>> BEGIN Material to process
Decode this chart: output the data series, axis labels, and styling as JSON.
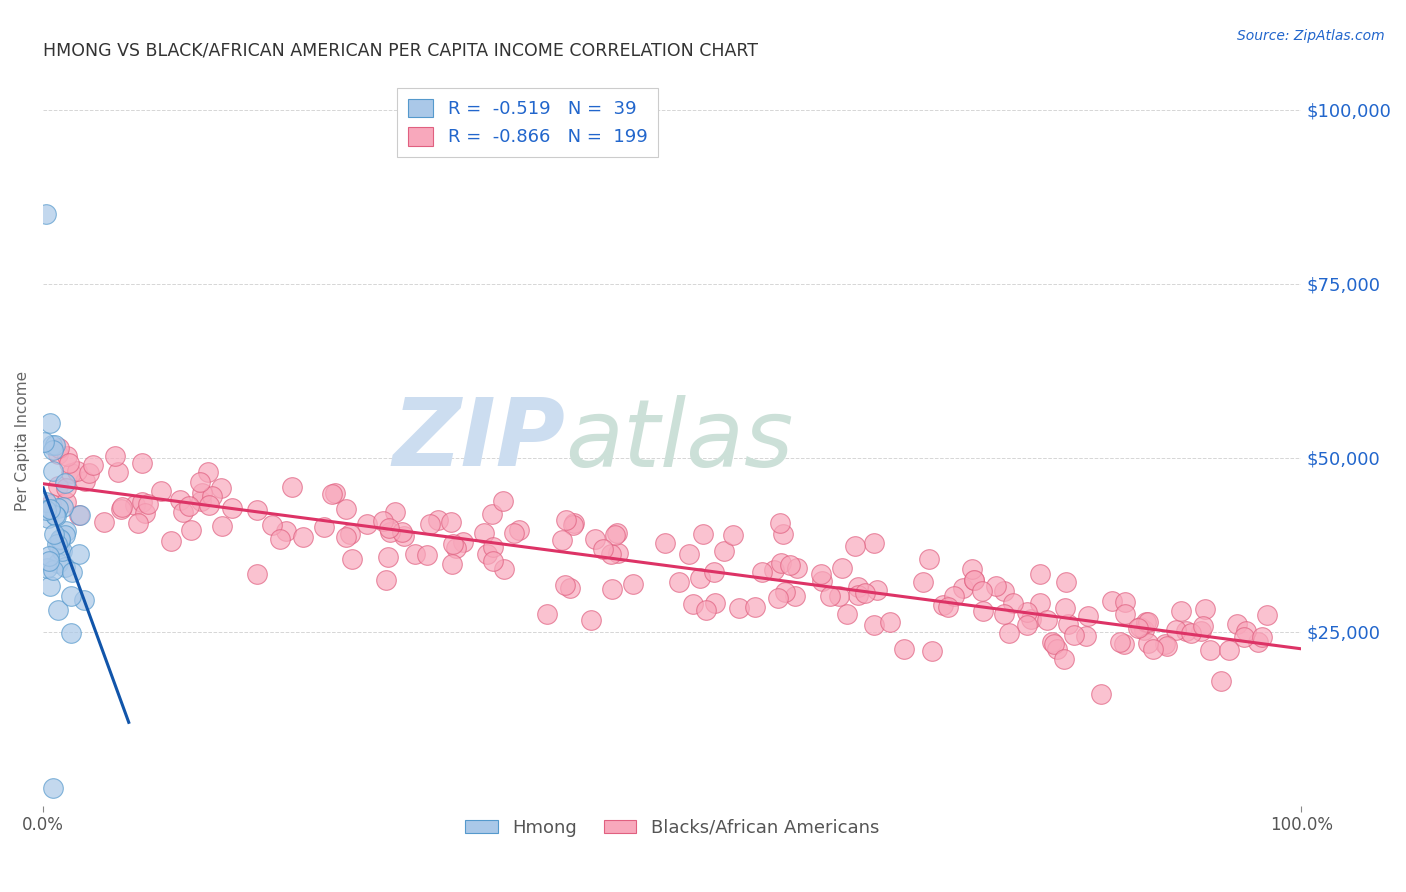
{
  "title": "HMONG VS BLACK/AFRICAN AMERICAN PER CAPITA INCOME CORRELATION CHART",
  "source": "Source: ZipAtlas.com",
  "ylabel": "Per Capita Income",
  "xlabel_ticks": [
    "0.0%",
    "100.0%"
  ],
  "ytick_labels": [
    "$25,000",
    "$50,000",
    "$75,000",
    "$100,000"
  ],
  "ytick_values": [
    25000,
    50000,
    75000,
    100000
  ],
  "legend_labels": [
    "Hmong",
    "Blacks/African Americans"
  ],
  "hmong_color": "#aac8e8",
  "black_color": "#f8a8bc",
  "hmong_edge_color": "#5599cc",
  "black_edge_color": "#e06080",
  "hmong_line_color": "#1155aa",
  "black_line_color": "#dd3366",
  "hmong_R": "-0.519",
  "hmong_N": "39",
  "black_R": "-0.866",
  "black_N": "199",
  "background_color": "#ffffff",
  "grid_color": "#cccccc",
  "title_color": "#333333",
  "axis_label_color": "#666666",
  "right_label_color": "#2266cc",
  "watermark_ZIP": "ZIP",
  "watermark_atlas": "atlas",
  "watermark_color_ZIP": "#ccddf0",
  "watermark_color_atlas": "#cce0d8",
  "ylim": [
    0,
    105000
  ],
  "xlim": [
    0.0,
    1.0
  ],
  "legend_R_color": "#2266cc",
  "legend_RN_text_color": "#222222"
}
>> END Material to process
What to work on: Make an exact copy of the data, leaving its pictures out.

Expected answer:
Decode this chart: output the data series, axis labels, and styling as JSON.
{
  "title": "HMONG VS BLACK/AFRICAN AMERICAN PER CAPITA INCOME CORRELATION CHART",
  "source": "Source: ZipAtlas.com",
  "ylabel": "Per Capita Income",
  "xlabel_ticks": [
    "0.0%",
    "100.0%"
  ],
  "ytick_labels": [
    "$25,000",
    "$50,000",
    "$75,000",
    "$100,000"
  ],
  "ytick_values": [
    25000,
    50000,
    75000,
    100000
  ],
  "legend_labels": [
    "Hmong",
    "Blacks/African Americans"
  ],
  "hmong_color": "#aac8e8",
  "black_color": "#f8a8bc",
  "hmong_edge_color": "#5599cc",
  "black_edge_color": "#e06080",
  "hmong_line_color": "#1155aa",
  "black_line_color": "#dd3366",
  "hmong_R": "-0.519",
  "hmong_N": "39",
  "black_R": "-0.866",
  "black_N": "199",
  "background_color": "#ffffff",
  "grid_color": "#cccccc",
  "title_color": "#333333",
  "axis_label_color": "#666666",
  "right_label_color": "#2266cc",
  "watermark_ZIP": "ZIP",
  "watermark_atlas": "atlas",
  "watermark_color_ZIP": "#ccddf0",
  "watermark_color_atlas": "#cce0d8",
  "ylim": [
    0,
    105000
  ],
  "xlim": [
    0.0,
    1.0
  ],
  "legend_R_color": "#2266cc",
  "legend_RN_text_color": "#222222"
}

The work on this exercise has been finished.